(What you should do): Where does the string "també" appear in the records? Copy every line that contains it.

A block of data:

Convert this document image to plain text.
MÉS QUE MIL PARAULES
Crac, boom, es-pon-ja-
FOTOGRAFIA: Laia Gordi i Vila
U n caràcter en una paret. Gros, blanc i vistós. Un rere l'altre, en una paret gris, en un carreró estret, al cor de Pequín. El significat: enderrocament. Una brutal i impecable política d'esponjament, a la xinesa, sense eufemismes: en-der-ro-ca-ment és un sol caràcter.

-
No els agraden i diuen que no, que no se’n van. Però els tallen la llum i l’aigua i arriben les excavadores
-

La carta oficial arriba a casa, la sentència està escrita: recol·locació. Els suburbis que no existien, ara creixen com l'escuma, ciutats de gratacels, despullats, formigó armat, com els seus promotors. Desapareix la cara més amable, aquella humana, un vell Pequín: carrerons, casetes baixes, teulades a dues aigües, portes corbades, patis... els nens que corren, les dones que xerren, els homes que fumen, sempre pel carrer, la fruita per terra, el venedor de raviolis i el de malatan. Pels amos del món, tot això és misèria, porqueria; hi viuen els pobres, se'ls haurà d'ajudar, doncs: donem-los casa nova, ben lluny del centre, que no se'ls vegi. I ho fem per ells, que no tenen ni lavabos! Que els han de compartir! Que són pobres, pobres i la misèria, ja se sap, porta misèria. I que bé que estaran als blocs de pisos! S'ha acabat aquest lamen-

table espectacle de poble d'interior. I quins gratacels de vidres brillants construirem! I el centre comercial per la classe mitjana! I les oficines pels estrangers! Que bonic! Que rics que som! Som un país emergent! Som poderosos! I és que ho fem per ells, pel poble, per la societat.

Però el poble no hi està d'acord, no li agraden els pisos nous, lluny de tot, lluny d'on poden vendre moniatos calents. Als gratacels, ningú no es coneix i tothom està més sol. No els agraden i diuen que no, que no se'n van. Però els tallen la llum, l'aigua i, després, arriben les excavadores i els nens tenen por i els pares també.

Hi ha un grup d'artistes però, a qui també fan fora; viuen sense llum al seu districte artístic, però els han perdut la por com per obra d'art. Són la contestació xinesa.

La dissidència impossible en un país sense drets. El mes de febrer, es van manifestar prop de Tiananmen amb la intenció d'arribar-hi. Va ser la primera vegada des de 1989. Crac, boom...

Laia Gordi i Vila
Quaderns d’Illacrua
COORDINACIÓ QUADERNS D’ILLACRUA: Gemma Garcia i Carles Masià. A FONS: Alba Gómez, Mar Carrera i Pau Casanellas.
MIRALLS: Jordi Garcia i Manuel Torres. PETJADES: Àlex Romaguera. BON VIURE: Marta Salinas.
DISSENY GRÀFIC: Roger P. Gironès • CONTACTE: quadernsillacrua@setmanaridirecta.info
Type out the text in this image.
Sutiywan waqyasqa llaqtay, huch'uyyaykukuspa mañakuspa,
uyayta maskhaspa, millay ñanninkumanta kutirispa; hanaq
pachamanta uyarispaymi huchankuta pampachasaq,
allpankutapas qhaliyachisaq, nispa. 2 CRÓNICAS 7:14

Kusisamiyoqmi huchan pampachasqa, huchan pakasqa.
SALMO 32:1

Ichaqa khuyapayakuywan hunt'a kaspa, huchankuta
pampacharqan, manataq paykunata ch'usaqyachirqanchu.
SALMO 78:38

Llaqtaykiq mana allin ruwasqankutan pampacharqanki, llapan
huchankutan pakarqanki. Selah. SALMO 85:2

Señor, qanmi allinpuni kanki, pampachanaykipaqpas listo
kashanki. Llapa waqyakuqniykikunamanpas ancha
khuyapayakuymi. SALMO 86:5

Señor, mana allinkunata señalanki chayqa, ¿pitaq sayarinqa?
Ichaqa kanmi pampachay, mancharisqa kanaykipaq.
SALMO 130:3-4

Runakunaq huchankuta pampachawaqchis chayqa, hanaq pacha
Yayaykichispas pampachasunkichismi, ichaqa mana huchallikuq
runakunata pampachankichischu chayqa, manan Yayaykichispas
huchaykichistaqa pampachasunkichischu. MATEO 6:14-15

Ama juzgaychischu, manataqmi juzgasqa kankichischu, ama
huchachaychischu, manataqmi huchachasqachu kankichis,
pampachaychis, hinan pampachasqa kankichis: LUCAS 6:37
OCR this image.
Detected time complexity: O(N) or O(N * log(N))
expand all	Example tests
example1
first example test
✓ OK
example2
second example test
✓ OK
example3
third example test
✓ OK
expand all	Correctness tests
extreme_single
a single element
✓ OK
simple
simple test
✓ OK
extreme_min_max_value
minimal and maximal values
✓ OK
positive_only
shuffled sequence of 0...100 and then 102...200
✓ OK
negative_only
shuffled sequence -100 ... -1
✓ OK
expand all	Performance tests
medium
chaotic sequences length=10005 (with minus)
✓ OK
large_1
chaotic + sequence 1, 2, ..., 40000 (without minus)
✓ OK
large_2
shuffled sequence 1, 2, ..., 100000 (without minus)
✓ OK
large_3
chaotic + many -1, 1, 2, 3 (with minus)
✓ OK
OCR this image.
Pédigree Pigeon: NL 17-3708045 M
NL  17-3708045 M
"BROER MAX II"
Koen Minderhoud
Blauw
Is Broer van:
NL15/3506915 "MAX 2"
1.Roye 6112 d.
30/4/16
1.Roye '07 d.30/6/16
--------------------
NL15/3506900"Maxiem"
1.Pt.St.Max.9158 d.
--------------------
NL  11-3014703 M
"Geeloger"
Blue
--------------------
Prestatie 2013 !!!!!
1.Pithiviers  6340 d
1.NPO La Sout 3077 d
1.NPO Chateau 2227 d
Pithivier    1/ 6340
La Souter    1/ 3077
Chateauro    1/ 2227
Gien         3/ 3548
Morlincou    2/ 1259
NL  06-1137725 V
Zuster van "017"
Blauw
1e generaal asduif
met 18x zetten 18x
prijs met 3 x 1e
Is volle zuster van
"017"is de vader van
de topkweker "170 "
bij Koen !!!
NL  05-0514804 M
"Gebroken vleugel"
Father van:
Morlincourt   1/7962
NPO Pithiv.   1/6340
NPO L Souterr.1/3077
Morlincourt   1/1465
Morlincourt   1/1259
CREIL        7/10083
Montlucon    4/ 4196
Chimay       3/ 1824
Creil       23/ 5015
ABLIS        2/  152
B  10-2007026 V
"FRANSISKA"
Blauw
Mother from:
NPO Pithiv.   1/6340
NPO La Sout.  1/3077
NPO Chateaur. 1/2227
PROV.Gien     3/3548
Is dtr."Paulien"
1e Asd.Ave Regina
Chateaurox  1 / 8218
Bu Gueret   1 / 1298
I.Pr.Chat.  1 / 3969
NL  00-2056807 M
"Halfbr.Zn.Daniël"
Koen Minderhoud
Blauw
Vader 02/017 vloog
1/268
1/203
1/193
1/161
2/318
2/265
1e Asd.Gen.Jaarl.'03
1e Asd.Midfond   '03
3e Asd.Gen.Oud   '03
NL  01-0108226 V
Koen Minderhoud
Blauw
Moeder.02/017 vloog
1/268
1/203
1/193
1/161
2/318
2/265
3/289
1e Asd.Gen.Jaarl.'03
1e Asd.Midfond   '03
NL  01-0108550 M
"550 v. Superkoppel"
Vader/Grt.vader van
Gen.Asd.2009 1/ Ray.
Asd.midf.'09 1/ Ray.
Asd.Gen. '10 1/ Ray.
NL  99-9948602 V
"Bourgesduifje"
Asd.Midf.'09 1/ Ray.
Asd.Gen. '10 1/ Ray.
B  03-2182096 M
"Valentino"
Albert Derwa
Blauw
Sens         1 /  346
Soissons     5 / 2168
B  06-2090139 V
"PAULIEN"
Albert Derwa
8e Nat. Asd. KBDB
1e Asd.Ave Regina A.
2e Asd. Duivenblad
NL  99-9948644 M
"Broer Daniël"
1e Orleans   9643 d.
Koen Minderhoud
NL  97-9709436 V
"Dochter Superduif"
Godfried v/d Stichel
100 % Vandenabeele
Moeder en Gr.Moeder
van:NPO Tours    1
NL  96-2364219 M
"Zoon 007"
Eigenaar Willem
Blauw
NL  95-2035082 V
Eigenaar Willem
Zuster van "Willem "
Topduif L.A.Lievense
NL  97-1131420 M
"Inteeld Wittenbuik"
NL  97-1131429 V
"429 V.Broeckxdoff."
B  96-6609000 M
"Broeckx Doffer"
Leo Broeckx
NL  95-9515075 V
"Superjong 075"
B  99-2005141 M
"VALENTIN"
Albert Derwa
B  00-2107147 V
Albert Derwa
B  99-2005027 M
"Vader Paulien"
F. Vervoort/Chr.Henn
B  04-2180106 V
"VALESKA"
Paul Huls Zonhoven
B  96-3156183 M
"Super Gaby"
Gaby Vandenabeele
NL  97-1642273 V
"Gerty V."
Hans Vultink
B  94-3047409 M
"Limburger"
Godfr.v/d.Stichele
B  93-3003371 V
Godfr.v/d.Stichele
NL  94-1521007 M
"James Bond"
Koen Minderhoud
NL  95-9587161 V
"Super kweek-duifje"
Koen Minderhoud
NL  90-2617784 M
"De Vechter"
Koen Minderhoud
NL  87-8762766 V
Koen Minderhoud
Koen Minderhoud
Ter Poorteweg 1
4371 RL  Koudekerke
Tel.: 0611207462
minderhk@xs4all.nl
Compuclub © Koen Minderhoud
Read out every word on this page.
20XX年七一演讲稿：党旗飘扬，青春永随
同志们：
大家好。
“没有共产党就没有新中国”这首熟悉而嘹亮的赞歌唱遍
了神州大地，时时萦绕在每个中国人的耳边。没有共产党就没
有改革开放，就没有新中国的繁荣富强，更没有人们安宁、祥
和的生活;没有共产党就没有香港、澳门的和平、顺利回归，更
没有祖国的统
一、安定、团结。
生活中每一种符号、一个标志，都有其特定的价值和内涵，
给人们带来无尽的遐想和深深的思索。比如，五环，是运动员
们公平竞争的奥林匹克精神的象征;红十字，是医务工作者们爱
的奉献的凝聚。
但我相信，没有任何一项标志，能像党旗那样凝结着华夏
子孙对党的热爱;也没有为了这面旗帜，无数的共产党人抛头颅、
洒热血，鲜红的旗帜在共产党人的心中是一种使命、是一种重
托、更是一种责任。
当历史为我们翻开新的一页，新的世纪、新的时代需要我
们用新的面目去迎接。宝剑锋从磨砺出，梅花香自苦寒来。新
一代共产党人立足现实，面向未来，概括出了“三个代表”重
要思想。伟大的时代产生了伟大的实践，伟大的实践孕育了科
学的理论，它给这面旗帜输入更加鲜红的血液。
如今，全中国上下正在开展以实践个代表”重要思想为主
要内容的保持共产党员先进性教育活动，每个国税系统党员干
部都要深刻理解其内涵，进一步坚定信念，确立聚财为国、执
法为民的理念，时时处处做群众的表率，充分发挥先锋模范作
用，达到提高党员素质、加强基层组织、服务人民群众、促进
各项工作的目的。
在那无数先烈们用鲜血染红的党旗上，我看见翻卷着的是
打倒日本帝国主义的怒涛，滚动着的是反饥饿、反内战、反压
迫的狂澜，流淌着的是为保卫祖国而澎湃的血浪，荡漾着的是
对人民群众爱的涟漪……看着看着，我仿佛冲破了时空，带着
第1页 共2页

(Completed task):
Però el poble no hi està d'acord, no li agraden els pisos nous, lluny de tot, lluny d'on poden vendre moniatos calents. Als gratacels, ningú no es coneix i tothom està més sol. No els agraden i diuen que no, que no se'n van. Però els tallen la llum, l'aigua i, després, arriben les excavadores i els nens tenen por i els pares també.
Hi ha un grup d'artistes però, a qui també fan fora; viuen sense llum al seu districte artístic, però els han perdut la por com per obra d'art. Són la contestació xinesa.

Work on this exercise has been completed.